<<<<
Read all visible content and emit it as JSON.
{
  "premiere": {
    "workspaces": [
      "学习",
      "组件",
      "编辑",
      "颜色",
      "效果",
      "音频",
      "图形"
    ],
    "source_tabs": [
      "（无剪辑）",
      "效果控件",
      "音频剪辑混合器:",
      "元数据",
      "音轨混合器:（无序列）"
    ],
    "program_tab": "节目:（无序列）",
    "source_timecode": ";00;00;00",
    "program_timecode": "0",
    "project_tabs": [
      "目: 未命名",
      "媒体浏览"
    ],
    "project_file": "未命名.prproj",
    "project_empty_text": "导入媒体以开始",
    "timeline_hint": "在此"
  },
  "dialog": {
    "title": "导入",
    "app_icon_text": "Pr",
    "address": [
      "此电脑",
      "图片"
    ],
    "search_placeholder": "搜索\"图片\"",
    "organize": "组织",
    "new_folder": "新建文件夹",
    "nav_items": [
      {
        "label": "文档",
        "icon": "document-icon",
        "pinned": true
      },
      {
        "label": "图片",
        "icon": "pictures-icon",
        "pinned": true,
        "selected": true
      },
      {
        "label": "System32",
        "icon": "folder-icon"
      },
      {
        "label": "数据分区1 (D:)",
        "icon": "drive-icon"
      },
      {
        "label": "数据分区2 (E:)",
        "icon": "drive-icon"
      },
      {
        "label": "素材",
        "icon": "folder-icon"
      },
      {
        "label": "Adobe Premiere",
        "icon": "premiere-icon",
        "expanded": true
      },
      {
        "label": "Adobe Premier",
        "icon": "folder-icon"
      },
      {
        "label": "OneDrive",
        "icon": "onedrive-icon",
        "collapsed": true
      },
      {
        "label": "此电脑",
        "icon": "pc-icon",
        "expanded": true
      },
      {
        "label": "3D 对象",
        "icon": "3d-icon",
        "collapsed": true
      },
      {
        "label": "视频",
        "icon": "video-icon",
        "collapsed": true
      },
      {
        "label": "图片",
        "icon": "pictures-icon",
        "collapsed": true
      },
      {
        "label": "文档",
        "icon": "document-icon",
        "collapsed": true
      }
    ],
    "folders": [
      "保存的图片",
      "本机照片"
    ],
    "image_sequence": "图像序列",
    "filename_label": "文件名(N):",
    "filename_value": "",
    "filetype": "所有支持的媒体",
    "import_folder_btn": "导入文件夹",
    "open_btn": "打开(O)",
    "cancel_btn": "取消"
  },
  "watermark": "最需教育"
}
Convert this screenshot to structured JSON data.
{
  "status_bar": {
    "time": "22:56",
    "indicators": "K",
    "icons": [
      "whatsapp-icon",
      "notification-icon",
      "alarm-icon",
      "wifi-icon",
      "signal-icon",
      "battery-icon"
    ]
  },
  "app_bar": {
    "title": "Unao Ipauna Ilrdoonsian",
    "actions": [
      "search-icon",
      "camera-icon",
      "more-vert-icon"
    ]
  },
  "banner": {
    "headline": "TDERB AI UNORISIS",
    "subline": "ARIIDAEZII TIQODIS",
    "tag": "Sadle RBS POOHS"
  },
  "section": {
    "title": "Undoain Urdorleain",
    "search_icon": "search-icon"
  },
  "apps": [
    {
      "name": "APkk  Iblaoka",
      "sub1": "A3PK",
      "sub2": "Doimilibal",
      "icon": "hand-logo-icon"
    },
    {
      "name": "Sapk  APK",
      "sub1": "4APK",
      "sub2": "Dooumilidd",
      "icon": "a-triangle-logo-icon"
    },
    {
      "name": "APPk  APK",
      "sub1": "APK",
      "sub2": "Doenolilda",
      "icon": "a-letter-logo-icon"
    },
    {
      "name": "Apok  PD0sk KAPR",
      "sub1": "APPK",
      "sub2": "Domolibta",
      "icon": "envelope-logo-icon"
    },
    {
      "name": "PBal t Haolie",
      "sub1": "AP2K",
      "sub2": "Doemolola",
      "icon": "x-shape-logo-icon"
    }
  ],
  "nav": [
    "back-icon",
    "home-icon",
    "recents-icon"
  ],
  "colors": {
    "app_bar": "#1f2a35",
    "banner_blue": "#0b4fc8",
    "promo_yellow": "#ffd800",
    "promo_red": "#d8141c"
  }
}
>>>>
Print the complete listing again, exactly as it stands.

Read all visible content and emit it as JSON.
{
  "premiere": {
    "workspaces": [
      "学习",
      "组件",
      "编辑",
      "颜色",
      "效果",
      "音频",
      "图形"
    ],
    "source_tabs": [
      "（无剪辑）",
      "效果控件",
      "音频剪辑混合器:",
      "元数据",
      "音轨混合器:（无序列）"
    ],
    "program_tab": "节目:（无序列）",
    "source_timecode": ";00;00;00",
    "program_timecode": "0",
    "project_tabs": [
      "目: 未命名",
      "媒体浏览"
    ],
    "project_file": "未命名.prproj",
    "project_empty_text": "导入媒体以开始",
    "timeline_hint": "在此"
  },
  "dialog": {
    "title": "导入",
    "app_icon_text": "Pr",
    "address": [
      "此电脑",
      "图片"
    ],
    "search_placeholder": "搜索\"图片\"",
    "organize": "组织",
    "new_folder": "新建文件夹",
    "nav_items": [
      {
        "label": "文档",
        "icon": "document-icon",
        "pinned": true
      },
      {
        "label": "图片",
        "icon": "pictures-icon",
        "pinned": true,
        "selected": true
      },
      {
        "label": "System32",
        "icon": "folder-icon"
      },
      {
        "label": "数据分区1 (D:)",
        "icon": "drive-icon"
      },
      {
        "label": "数据分区2 (E:)",
        "icon": "drive-icon"
      },
      {
        "label": "素材",
        "icon": "folder-icon"
      },
      {
        "label": "Adobe Premiere",
        "icon": "premiere-icon",
        "expanded": true
      },
      {
        "label": "Adobe Premier",
        "icon": "folder-icon"
      },
      {
        "label": "OneDrive",
        "icon": "onedrive-icon",
        "collapsed": true
      },
      {
        "label": "此电脑",
        "icon": "pc-icon",
        "expanded": true
      },
      {
        "label": "3D 对象",
        "icon": "3d-icon",
        "collapsed": true
      },
      {
        "label": "视频",
        "icon": "video-icon",
        "collapsed": true
      },
      {
        "label": "图片",
        "icon": "pictures-icon",
        "collapsed": true
      },
      {
        "label": "文档",
        "icon": "document-icon",
        "collapsed": true
      }
    ],
    "folders": [
      "保存的图片",
      "本机照片"
    ],
    "image_sequence": "图像序列",
    "filename_label": "文件名(N):",
    "filename_value": "",
    "filetype": "所有支持的媒体",
    "import_folder_btn": "导入文件夹",
    "open_btn": "打开(O)",
    "cancel_btn": "取消"
  },
  "watermark": "最需教育"
}
Convert this screenshot to structured JSON data.
{
  "status_bar": {
    "time": "22:56",
    "indicators": "K",
    "icons": [
      "whatsapp-icon",
      "notification-icon",
      "alarm-icon",
      "wifi-icon",
      "signal-icon",
      "battery-icon"
    ]
  },
  "app_bar": {
    "title": "Unao Ipauna Ilrdoonsian",
    "actions": [
      "search-icon",
      "camera-icon",
      "more-vert-icon"
    ]
  },
  "banner": {
    "headline": "TDERB AI UNORISIS",
    "subline": "ARIIDAEZII TIQODIS",
    "tag": "Sadle RBS POOHS"
  },
  "section": {
    "title": "Undoain Urdorleain",
    "search_icon": "search-icon"
  },
  "apps": [
    {
      "name": "APkk  Iblaoka",
      "sub1": "A3PK",
      "sub2": "Doimilibal",
      "icon": "hand-logo-icon"
    },
    {
      "name": "Sapk  APK",
      "sub1": "4APK",
      "sub2": "Dooumilidd",
      "icon": "a-triangle-logo-icon"
    },
    {
      "name": "APPk  APK",
      "sub1": "APK",
      "sub2": "Doenolilda",
      "icon": "a-letter-logo-icon"
    },
    {
      "name": "Apok  PD0sk KAPR",
      "sub1": "APPK",
      "sub2": "Domolibta",
      "icon": "envelope-logo-icon"
    },
    {
      "name": "PBal t Haolie",
      "sub1": "AP2K",
      "sub2": "Doemolola",
      "icon": "x-shape-logo-icon"
    }
  ],
  "nav": [
    "back-icon",
    "home-icon",
    "recents-icon"
  ],
  "colors": {
    "app_bar": "#1f2a35",
    "banner_blue": "#0b4fc8",
    "promo_yellow": "#ffd800",
    "promo_red": "#d8141c"
  }
}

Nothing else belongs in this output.